── The input ──
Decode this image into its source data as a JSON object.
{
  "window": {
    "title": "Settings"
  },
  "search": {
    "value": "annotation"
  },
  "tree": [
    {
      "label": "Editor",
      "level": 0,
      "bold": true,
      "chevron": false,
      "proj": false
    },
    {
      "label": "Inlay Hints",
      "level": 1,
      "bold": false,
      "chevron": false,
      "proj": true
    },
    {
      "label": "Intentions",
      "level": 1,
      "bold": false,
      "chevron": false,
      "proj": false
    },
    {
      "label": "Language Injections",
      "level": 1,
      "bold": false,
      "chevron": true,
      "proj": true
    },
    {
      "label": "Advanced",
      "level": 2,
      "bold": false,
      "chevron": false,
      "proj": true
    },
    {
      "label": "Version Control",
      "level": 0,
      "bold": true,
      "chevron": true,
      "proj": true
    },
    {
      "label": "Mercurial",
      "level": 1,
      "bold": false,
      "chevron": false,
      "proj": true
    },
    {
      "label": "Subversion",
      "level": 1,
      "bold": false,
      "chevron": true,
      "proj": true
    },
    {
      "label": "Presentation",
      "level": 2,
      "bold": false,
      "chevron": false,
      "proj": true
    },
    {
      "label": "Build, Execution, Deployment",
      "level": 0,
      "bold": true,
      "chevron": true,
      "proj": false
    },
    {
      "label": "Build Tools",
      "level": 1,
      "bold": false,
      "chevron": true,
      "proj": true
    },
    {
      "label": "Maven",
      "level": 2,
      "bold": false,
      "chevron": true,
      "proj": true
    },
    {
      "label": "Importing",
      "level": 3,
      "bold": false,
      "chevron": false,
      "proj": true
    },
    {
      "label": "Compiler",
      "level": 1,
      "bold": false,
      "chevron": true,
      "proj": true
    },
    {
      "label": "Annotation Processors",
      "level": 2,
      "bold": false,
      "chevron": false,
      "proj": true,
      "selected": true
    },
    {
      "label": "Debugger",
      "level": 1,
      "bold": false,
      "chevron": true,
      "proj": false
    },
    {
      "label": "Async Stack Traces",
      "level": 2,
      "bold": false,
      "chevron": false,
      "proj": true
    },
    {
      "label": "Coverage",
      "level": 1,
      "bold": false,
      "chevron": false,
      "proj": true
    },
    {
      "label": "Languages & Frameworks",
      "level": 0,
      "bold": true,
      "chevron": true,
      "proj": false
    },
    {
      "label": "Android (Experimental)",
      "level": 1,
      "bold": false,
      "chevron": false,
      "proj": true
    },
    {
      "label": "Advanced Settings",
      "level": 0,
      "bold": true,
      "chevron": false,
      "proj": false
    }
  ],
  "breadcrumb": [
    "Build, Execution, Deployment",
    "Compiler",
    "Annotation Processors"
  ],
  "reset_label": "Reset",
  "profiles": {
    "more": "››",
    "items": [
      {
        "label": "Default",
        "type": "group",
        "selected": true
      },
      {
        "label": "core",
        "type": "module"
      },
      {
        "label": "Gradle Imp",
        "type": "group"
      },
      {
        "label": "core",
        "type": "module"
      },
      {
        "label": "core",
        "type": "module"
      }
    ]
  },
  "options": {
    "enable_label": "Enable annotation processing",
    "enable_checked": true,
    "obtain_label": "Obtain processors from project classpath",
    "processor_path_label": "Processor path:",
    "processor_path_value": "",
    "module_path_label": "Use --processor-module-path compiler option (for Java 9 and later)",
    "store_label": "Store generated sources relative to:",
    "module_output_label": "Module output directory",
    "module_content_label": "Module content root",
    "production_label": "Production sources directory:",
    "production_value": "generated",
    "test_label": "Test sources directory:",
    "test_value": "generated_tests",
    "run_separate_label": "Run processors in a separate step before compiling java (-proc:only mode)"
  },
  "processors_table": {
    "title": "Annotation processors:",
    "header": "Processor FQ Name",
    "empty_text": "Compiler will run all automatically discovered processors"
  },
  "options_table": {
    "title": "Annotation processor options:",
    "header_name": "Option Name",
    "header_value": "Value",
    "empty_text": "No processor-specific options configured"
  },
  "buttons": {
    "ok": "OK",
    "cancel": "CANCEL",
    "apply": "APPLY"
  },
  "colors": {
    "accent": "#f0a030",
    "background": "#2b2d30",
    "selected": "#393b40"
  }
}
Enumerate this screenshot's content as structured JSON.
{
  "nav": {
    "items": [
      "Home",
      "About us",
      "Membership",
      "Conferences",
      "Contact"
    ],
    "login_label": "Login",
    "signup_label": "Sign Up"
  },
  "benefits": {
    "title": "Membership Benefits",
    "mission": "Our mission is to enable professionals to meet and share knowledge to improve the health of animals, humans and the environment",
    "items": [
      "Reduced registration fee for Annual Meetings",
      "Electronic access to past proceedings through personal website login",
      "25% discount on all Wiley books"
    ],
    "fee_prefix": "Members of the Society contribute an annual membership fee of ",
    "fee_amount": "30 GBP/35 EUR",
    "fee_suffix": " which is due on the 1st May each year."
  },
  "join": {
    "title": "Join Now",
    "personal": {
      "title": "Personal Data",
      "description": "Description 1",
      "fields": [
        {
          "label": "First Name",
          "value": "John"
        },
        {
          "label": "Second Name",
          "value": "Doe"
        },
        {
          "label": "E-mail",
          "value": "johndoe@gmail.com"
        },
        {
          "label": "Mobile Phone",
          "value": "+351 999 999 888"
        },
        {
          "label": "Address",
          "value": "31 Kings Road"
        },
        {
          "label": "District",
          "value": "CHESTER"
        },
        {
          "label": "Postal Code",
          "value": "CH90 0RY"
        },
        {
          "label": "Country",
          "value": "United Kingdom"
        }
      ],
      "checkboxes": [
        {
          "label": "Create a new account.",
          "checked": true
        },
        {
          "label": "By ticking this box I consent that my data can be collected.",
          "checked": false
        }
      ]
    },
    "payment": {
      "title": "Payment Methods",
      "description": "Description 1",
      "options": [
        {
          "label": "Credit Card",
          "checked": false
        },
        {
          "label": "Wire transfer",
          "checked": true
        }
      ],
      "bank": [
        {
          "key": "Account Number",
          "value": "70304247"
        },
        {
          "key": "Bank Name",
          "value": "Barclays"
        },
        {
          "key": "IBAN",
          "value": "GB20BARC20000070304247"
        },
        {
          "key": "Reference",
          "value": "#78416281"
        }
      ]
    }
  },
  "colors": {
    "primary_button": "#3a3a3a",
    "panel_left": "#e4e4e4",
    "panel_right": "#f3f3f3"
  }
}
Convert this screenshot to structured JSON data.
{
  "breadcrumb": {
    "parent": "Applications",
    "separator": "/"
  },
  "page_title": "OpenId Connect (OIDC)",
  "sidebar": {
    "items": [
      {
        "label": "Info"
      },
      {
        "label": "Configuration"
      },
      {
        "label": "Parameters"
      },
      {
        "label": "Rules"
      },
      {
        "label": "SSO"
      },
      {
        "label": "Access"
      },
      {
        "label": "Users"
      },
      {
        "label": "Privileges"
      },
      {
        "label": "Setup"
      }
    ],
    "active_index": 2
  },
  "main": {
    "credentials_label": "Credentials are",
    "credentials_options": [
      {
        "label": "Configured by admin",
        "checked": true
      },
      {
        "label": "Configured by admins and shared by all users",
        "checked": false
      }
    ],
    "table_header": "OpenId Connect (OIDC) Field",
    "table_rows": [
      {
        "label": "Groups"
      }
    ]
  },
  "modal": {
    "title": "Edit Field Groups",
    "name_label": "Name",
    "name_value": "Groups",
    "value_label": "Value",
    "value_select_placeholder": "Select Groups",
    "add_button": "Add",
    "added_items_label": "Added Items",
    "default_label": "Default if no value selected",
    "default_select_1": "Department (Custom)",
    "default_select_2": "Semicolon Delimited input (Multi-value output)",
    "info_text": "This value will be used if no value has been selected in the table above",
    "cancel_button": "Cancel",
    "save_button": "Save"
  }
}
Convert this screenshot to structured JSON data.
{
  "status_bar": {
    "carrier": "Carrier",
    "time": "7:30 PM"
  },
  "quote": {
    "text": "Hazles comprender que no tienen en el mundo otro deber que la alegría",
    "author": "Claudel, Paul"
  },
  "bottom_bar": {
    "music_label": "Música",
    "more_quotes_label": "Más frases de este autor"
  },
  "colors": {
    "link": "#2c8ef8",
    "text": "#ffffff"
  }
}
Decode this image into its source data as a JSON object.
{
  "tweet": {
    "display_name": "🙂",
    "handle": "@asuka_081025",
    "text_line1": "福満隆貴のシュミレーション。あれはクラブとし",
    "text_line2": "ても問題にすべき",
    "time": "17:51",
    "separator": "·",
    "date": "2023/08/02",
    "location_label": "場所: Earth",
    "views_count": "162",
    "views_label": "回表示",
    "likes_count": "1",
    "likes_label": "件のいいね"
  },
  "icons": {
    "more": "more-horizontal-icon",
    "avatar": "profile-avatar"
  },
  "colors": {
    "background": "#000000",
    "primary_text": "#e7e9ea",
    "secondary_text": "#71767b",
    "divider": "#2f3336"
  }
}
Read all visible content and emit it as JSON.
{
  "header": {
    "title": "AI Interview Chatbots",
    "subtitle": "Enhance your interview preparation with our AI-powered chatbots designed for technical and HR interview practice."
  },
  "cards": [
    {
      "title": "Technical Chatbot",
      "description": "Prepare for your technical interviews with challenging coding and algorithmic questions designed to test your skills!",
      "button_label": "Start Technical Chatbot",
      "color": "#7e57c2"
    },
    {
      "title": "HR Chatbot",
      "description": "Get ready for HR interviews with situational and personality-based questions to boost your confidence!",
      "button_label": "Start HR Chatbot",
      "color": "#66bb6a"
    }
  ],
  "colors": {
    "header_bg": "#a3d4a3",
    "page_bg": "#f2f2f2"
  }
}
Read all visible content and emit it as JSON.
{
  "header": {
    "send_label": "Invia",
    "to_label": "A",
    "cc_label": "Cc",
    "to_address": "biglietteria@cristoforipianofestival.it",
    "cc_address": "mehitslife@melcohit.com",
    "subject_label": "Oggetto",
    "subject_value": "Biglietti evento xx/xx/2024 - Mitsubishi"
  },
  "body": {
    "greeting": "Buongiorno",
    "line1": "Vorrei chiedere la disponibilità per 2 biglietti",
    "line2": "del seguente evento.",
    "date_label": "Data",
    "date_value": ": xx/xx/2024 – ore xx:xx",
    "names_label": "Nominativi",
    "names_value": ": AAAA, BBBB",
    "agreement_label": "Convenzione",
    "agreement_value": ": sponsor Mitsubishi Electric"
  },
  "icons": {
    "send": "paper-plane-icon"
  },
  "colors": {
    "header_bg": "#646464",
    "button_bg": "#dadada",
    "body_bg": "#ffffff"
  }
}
───
* Instruction:
Find every line above that contains the word "OpenId", and return each one.

* Exercise answer:
  "page_title": "OpenId Connect (OIDC)",
    "table_header": "OpenId Connect (OIDC) Field",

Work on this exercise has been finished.